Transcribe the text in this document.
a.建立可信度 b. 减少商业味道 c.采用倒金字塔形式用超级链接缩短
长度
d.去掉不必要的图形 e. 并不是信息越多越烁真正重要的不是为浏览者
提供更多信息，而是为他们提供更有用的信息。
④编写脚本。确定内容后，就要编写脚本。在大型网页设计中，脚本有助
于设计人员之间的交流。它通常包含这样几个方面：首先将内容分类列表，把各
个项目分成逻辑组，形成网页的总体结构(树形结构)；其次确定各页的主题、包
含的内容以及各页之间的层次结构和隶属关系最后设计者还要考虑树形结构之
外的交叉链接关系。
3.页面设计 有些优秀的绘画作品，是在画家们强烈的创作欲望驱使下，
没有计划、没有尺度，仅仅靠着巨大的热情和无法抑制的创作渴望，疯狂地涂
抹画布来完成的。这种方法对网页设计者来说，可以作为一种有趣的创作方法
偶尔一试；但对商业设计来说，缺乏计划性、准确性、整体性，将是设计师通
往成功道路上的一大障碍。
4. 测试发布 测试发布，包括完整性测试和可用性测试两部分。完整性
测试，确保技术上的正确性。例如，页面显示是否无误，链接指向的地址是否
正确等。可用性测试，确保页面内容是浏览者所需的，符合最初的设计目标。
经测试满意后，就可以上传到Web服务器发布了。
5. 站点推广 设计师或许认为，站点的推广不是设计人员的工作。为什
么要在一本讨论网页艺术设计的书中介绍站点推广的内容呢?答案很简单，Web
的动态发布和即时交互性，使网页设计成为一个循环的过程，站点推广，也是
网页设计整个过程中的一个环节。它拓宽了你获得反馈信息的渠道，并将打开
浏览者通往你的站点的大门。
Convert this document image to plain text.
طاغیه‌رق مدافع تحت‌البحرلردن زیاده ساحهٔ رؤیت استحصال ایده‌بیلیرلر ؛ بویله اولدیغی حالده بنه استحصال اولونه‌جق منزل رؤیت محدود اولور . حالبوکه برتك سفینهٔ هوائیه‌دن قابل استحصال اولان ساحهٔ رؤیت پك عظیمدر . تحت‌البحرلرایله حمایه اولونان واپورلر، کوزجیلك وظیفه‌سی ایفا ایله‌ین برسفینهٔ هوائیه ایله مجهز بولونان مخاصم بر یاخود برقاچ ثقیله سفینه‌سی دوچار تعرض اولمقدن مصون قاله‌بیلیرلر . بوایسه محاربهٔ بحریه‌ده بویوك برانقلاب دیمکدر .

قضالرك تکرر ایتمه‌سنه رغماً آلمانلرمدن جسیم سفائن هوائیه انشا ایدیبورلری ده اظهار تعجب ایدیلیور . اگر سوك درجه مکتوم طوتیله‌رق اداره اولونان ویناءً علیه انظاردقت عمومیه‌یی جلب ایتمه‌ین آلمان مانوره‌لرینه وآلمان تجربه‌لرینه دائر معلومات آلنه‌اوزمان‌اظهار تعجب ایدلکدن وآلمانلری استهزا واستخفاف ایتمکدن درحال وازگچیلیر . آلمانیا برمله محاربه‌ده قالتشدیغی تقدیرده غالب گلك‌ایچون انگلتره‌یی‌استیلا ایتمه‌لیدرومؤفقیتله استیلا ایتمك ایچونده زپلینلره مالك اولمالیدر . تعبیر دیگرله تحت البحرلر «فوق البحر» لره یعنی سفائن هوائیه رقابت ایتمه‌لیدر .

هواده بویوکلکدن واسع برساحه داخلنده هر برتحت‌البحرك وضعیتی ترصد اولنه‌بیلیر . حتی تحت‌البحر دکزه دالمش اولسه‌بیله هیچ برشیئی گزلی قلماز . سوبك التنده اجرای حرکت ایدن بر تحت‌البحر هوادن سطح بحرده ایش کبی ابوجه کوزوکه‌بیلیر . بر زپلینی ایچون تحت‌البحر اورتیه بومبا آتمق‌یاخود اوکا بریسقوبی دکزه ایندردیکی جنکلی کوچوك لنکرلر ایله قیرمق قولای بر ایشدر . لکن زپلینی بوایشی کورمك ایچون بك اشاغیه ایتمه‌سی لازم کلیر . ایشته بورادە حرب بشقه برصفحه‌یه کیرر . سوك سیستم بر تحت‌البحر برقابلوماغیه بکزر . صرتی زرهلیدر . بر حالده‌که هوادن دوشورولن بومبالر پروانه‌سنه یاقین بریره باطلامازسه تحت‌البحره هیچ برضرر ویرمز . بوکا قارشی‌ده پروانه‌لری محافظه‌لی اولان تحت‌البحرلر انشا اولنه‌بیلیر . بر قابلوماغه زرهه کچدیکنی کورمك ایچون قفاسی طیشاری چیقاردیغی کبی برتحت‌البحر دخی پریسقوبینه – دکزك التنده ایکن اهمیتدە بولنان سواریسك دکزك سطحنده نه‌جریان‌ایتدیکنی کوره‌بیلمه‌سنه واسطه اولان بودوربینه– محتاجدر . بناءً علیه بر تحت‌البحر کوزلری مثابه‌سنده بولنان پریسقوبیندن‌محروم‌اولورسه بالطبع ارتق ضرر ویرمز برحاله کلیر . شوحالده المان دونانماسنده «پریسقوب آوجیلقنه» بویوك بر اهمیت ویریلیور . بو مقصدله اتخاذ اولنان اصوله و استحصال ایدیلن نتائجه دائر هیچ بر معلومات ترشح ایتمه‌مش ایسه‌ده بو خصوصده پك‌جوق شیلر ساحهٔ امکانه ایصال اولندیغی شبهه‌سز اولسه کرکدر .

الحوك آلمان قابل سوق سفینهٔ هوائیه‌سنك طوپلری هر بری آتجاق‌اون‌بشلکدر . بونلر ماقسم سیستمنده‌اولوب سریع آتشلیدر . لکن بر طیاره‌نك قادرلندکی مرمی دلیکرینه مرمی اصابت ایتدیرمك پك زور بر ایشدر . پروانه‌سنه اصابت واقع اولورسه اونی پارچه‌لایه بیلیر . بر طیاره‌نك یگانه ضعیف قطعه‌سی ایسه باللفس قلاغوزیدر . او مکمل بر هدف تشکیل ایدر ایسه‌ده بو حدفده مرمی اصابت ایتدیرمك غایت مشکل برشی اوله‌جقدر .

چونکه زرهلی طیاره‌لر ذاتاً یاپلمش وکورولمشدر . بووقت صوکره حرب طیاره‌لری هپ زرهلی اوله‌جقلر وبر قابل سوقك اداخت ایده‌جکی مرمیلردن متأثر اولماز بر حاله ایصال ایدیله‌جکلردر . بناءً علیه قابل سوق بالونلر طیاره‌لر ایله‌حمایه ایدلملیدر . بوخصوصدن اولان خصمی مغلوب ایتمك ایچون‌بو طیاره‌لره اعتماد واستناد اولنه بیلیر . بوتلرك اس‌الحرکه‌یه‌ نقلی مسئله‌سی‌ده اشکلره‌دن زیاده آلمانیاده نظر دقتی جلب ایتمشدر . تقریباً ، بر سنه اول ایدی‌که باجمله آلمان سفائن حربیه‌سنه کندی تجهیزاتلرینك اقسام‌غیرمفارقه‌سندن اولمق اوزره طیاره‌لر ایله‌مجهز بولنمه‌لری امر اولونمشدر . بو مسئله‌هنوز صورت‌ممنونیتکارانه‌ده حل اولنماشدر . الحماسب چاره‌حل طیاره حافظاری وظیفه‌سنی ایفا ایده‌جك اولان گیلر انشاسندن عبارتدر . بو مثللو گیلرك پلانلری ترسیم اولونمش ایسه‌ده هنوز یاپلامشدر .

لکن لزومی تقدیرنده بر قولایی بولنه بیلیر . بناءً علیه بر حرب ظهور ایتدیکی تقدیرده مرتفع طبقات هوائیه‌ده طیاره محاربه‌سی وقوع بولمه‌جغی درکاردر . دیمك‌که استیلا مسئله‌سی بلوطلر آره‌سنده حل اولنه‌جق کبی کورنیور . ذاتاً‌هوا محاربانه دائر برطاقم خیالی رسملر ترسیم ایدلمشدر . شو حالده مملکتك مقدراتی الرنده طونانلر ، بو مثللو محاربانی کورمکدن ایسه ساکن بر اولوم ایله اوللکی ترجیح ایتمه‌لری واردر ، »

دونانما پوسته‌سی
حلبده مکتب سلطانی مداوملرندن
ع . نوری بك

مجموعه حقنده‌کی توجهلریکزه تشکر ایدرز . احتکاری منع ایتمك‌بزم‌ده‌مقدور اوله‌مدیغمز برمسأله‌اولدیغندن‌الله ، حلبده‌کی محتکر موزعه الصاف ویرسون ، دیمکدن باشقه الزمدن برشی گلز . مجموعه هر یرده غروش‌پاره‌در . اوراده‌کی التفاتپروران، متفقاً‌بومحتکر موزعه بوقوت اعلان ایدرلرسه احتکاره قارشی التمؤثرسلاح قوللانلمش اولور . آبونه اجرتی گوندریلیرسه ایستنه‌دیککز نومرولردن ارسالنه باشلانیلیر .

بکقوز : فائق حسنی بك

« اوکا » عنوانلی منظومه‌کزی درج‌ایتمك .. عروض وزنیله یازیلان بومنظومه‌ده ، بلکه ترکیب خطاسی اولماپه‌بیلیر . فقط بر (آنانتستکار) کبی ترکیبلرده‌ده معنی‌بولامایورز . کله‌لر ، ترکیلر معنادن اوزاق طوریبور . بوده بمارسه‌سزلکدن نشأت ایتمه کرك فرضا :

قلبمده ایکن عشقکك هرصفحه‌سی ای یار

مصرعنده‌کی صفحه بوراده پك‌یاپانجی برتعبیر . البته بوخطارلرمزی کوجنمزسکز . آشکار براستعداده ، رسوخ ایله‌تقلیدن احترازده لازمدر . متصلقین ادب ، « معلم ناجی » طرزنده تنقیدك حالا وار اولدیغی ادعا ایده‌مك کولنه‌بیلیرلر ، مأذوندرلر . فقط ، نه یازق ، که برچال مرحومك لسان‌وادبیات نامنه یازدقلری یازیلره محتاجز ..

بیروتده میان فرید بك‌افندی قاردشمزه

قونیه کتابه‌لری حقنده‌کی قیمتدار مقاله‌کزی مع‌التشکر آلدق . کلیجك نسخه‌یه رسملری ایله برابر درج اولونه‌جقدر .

————

Go through the records above, find every line with the word "document", and list those lines.

Transcribe the text in this document.
Convert this document image to plain text.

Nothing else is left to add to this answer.